Aim:
Below are records; extract exactly the lines from the one containing "Output the text content of this document." through the last, both included, and keep the pictures out.

Supplied data:
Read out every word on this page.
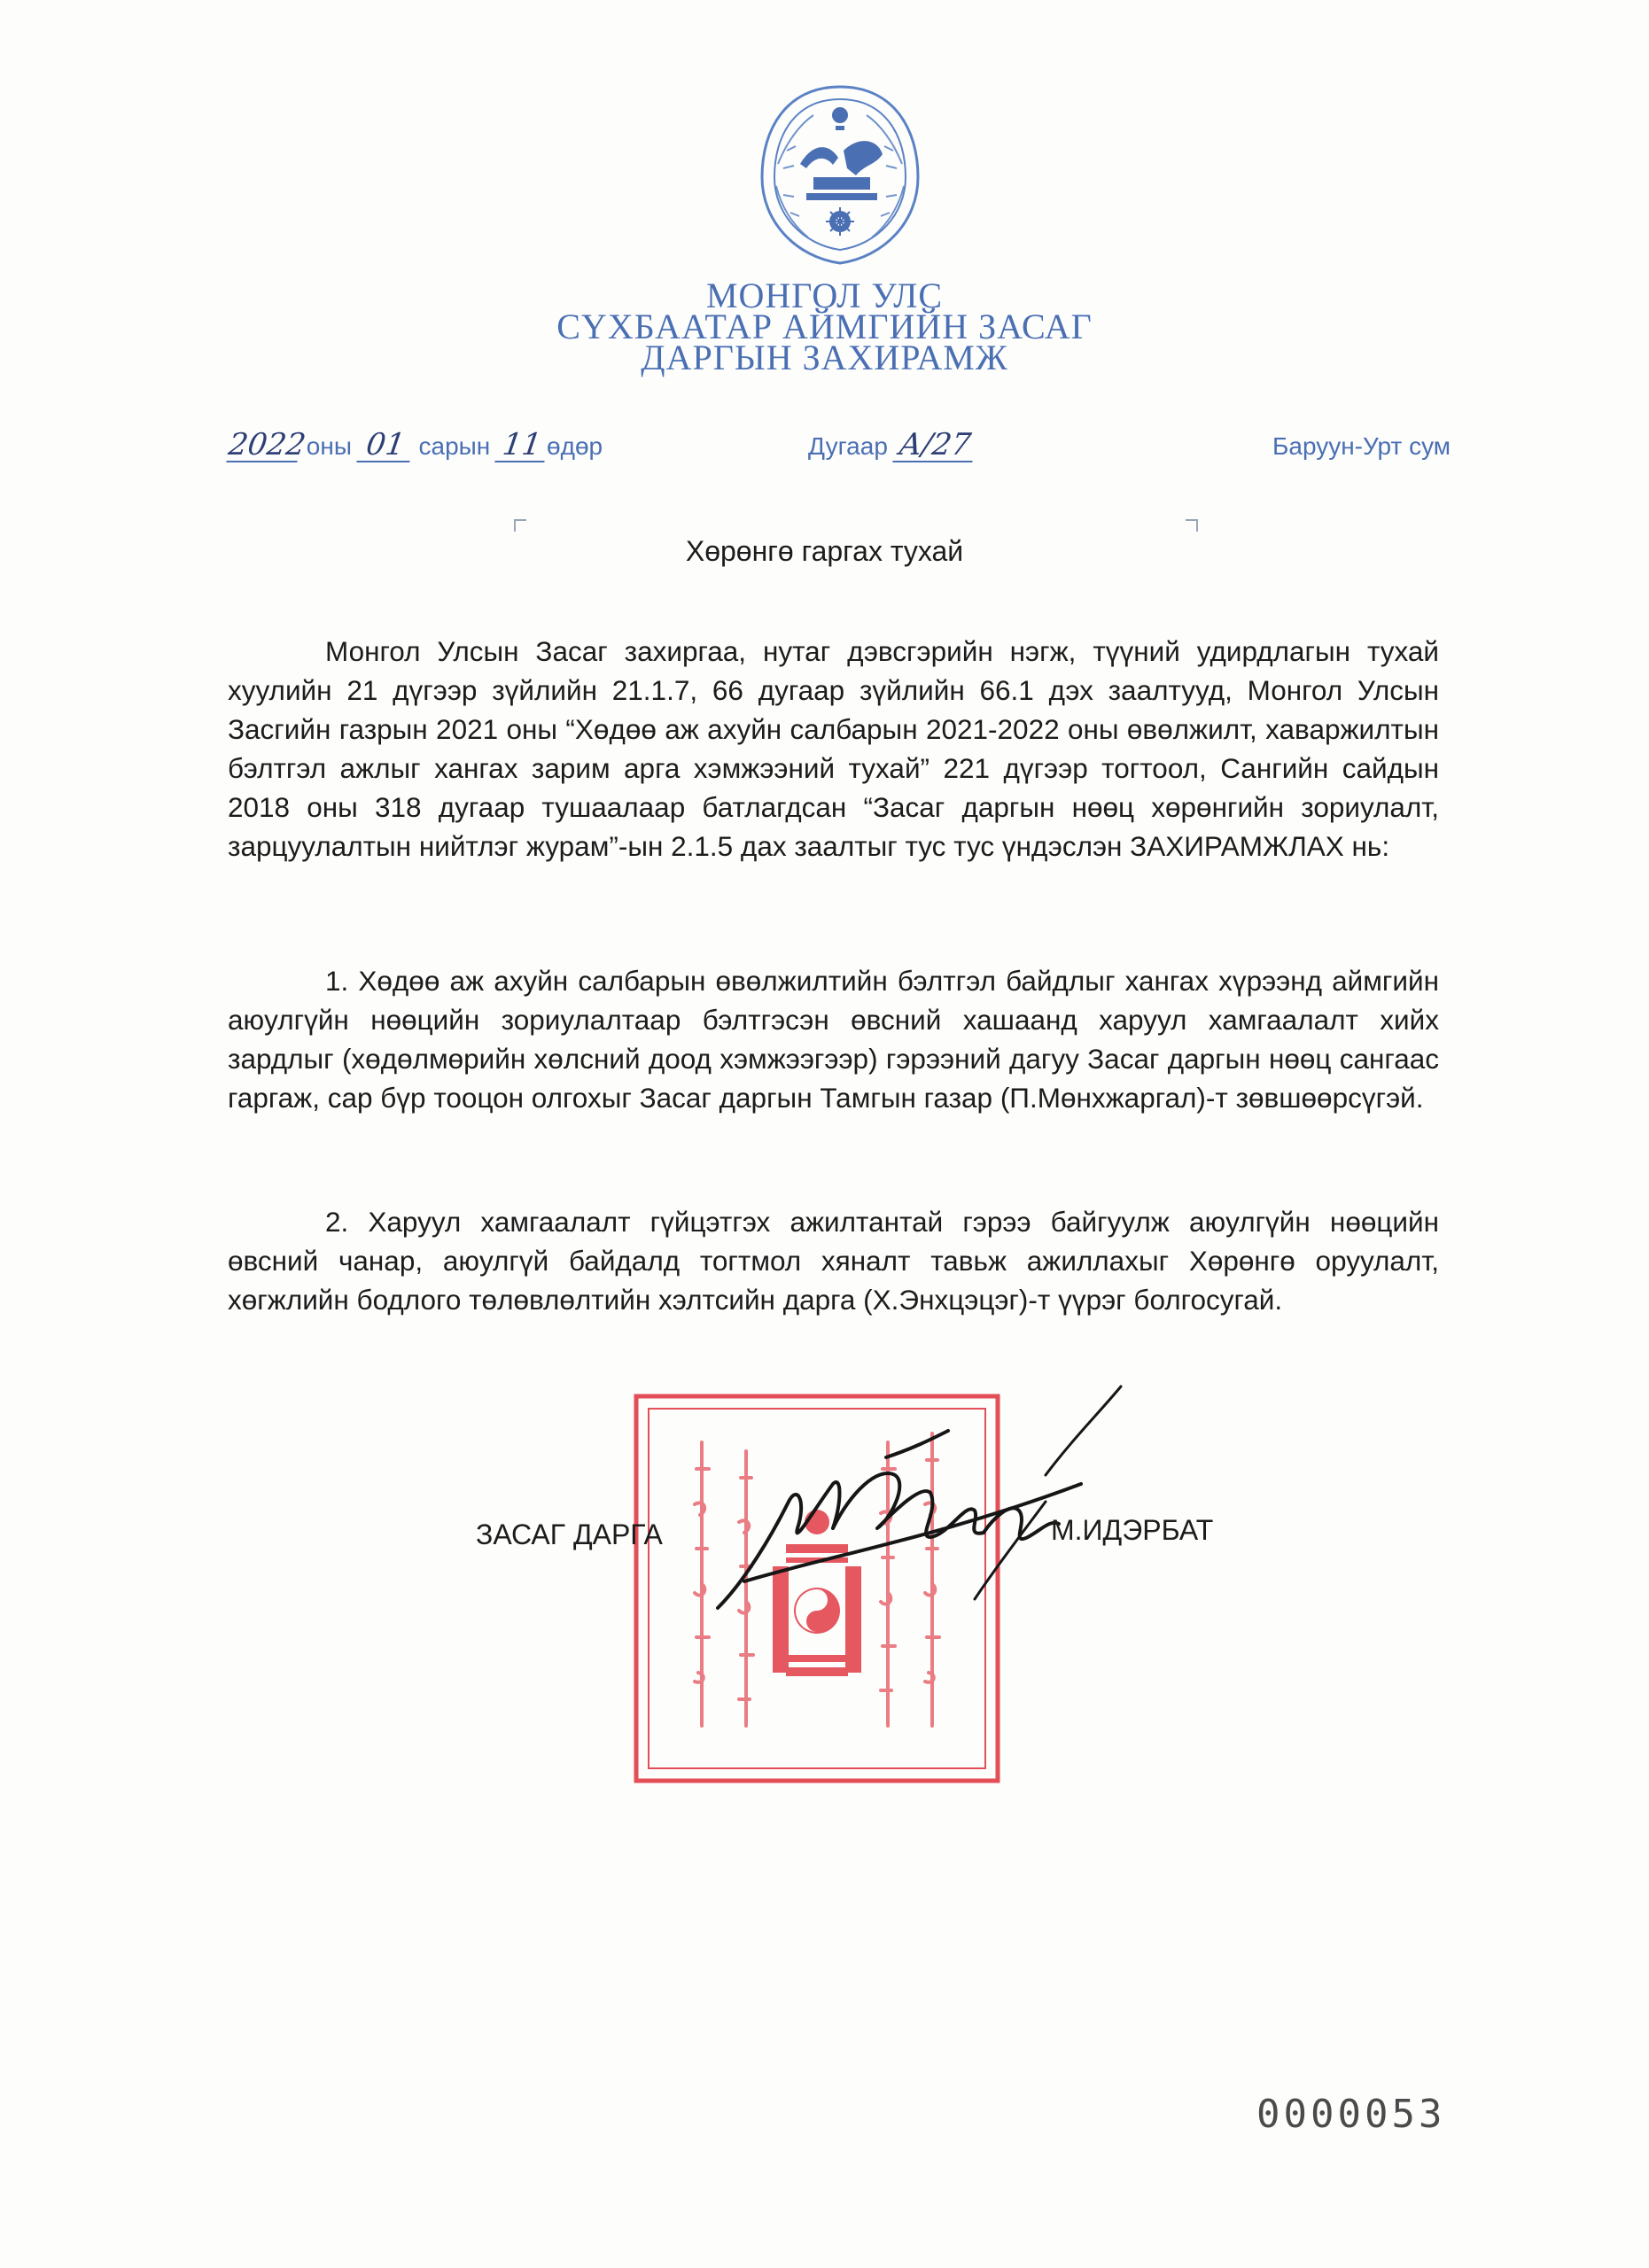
МОНГОЛ УЛС
СҮХБААТАР АЙМГИЙН ЗАСАГ
ДАРГЫН ЗАХИРАМЖ
2022 оны 01 сарын 11 өдөр	Дугаар А/27	Баруун-Урт сум
Хөрөнгө гаргах тухай

Монгол Улсын Засаг захиргаа, нутаг дэвсгэрийн нэгж, түүний удирдлагын тухай хуулийн 21 дүгээр зүйлийн 21.1.7, 66 дугаар зүйлийн 66.1 дэх заалтууд, Монгол Улсын Засгийн газрын 2021 оны “Хөдөө аж ахуйн салбарын 2021-2022 оны өвөлжилт, хаваржилтын бэлтгэл ажлыг хангах зарим арга хэмжээний тухай” 221 дүгээр тогтоол, Сангийн сайдын 2018 оны 318 дугаар тушаалаар батлагдсан “Засаг даргын нөөц хөрөнгийн зориулалт, зарцуулалтын нийтлэг журам”-ын 2.1.5 дах заалтыг тус тус үндэслэн ЗАХИРАМЖЛАХ нь:

1. Хөдөө аж ахуйн салбарын өвөлжилтийн бэлтгэл байдлыг хангах хүрээнд аймгийн аюулгүйн нөөцийн зориулалтаар бэлтгэсэн өвсний хашаанд харуул хамгаалалт хийх зардлыг (хөдөлмөрийн хөлсний доод хэмжээгээр) гэрээний дагуу Засаг даргын нөөц сангаас гаргаж, сар бүр тооцон олгохыг Засаг даргын Тамгын газар (П.Мөнхжаргал)-т зөвшөөрсүгэй.

2. Харуул хамгаалалт гүйцэтгэх ажилтантай гэрээ байгуулж аюулгүйн нөөцийн өвсний чанар, аюулгүй байдалд тогтмол хяналт тавьж ажиллахыг Хөрөнгө оруулалт, хөгжлийн бодлого төлөвлөлтийн хэлтсийн дарга (Х.Энхцэцэг)-т үүрэг болгосугай.

ЗАСАГ ДАРГА	М.ИДЭРБАТ
0000053
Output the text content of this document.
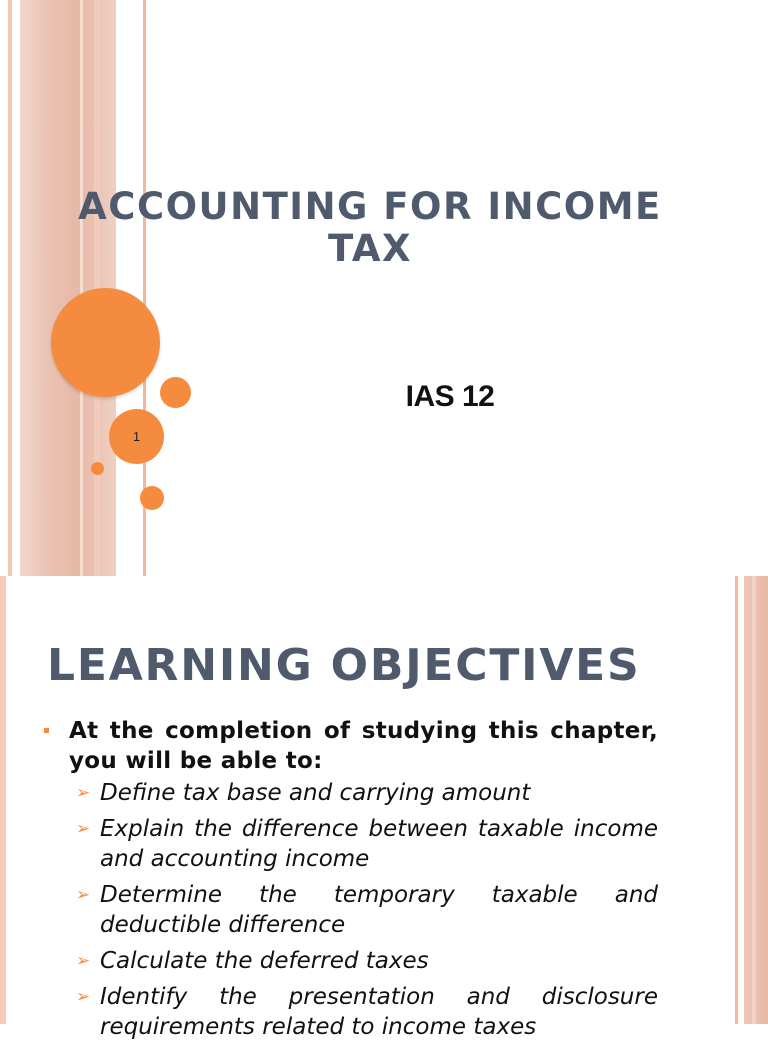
ACCOUNTING FOR INCOME TAX
IAS 12
1
LEARNING OBJECTIVES
At the completion of studying this chapter, you will be able to:
➢ Define tax base and carrying amount
➢ Explain the difference between taxable income and accounting income
➢ Determine the temporary taxable and deductible difference
➢ Calculate the deferred taxes
➢ Identify the presentation and disclosure requirements related to income taxes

The output:
Output the text content of this document.
ACCOUNTING FOR INCOME TAX
IAS 12
1
LEARNING OBJECTIVES
At the completion of studying this chapter, you will be able to:
➢ Define tax base and carrying amount
➢ Explain the difference between taxable income and accounting income
➢ Determine the temporary taxable and deductible difference
➢ Calculate the deferred taxes
➢ Identify the presentation and disclosure requirements related to income taxes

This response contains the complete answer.